Echo the entries verbatim, starting at the beginning of the entries and ending at the line that contains "checkbox-delete-isolated-vertices[interactable]: Delete Isolated", with that line included.

[Coordinate annotation records]
○ ○ ○ ○
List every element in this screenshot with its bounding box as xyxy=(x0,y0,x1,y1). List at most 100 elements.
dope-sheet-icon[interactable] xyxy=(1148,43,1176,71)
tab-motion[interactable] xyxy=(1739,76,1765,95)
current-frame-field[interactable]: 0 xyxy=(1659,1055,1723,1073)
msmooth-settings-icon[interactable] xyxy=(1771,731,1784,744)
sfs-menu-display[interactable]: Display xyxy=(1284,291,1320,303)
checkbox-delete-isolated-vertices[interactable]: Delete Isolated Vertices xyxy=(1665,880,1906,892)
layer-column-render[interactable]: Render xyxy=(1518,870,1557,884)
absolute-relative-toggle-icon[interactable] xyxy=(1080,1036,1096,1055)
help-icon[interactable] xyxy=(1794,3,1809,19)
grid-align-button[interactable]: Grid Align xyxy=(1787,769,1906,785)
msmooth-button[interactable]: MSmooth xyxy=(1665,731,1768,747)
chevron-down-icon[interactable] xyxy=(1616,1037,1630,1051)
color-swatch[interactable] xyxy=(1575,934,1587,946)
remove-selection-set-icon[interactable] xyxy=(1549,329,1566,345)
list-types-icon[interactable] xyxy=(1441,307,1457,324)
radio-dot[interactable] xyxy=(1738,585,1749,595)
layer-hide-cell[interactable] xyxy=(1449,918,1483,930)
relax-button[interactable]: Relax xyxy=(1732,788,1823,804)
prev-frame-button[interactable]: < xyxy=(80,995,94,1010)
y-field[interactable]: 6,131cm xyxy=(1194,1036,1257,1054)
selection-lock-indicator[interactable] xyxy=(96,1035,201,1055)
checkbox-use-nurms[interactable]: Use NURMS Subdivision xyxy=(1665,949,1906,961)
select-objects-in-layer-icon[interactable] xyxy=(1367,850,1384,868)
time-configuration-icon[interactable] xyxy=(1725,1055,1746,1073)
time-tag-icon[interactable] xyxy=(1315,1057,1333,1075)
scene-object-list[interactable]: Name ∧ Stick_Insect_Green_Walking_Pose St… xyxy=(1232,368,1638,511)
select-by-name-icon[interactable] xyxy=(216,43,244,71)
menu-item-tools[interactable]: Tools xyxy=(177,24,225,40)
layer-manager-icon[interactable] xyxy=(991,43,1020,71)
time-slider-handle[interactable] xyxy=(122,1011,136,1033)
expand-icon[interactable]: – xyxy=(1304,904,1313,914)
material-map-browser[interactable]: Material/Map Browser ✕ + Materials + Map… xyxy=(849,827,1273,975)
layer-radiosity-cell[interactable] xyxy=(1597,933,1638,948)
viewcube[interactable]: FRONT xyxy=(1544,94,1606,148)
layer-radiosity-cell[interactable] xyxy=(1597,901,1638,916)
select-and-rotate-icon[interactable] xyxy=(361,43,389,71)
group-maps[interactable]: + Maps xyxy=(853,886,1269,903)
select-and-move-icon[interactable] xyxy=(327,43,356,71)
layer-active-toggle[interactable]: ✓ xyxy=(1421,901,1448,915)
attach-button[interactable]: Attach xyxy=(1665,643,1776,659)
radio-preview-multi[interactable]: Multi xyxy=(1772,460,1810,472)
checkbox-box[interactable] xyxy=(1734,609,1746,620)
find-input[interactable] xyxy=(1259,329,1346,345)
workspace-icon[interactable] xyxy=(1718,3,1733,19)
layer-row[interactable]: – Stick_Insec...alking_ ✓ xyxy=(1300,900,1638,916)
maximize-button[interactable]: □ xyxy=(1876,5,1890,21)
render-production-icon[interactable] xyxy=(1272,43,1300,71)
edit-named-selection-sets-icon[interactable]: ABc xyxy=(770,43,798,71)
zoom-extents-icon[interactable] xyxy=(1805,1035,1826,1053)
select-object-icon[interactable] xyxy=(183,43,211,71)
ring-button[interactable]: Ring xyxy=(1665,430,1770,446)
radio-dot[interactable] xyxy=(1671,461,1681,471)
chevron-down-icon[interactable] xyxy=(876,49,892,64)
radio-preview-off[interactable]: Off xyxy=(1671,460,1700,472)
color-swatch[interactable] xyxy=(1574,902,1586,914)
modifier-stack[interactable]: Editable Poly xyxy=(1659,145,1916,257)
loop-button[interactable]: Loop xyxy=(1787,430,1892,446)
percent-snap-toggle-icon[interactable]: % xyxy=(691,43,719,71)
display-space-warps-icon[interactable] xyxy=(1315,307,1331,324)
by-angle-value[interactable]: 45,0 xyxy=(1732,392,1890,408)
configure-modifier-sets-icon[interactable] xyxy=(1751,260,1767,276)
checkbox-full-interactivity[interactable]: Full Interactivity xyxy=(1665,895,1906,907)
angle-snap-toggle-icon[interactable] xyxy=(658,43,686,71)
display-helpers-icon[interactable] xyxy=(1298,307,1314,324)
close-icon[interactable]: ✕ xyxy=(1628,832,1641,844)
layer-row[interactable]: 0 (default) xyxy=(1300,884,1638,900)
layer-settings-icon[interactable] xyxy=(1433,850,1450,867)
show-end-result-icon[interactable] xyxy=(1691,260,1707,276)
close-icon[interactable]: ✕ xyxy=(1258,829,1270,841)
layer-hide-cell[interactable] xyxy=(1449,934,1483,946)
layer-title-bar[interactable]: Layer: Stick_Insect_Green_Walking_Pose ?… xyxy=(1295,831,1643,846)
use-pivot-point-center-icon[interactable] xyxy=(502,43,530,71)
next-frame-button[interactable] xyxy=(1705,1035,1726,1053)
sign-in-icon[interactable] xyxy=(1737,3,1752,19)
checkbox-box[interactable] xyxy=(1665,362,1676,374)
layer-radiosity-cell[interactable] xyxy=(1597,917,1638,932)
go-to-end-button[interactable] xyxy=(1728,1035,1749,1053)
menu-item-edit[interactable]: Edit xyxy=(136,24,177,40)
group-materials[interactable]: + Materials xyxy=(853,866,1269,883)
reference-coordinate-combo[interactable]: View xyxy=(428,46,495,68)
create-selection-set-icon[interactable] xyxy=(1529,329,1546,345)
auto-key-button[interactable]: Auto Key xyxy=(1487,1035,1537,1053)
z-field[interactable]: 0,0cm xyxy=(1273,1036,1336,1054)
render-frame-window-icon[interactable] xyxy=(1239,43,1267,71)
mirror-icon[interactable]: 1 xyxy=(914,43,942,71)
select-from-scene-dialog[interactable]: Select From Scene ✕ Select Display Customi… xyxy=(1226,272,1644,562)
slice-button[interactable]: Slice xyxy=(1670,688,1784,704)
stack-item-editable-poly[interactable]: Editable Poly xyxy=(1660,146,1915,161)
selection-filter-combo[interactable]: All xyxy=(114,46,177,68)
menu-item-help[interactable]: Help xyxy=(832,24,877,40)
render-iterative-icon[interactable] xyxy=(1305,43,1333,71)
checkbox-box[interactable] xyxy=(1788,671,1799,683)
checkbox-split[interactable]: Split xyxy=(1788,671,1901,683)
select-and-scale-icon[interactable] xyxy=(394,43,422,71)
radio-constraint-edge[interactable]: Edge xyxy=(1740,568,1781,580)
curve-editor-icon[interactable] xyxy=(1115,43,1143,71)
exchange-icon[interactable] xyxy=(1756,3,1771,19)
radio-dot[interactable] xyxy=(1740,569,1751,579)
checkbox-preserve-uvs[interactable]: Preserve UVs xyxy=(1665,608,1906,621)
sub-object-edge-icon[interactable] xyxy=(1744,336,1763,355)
○ ○ ○ ○
CORRECT OUTPUT:
List every element in this screenshot with its bounding box as xyxy=(x0,y0,x1,y1). List at most 100 elements.
dope-sheet-icon[interactable] xyxy=(1148,43,1176,71)
tab-motion[interactable] xyxy=(1739,76,1765,95)
current-frame-field[interactable]: 0 xyxy=(1659,1055,1723,1073)
msmooth-settings-icon[interactable] xyxy=(1771,731,1784,744)
sfs-menu-display[interactable]: Display xyxy=(1284,291,1320,303)
checkbox-delete-isolated-vertices[interactable]: Delete Isolated Vertices xyxy=(1665,880,1906,892)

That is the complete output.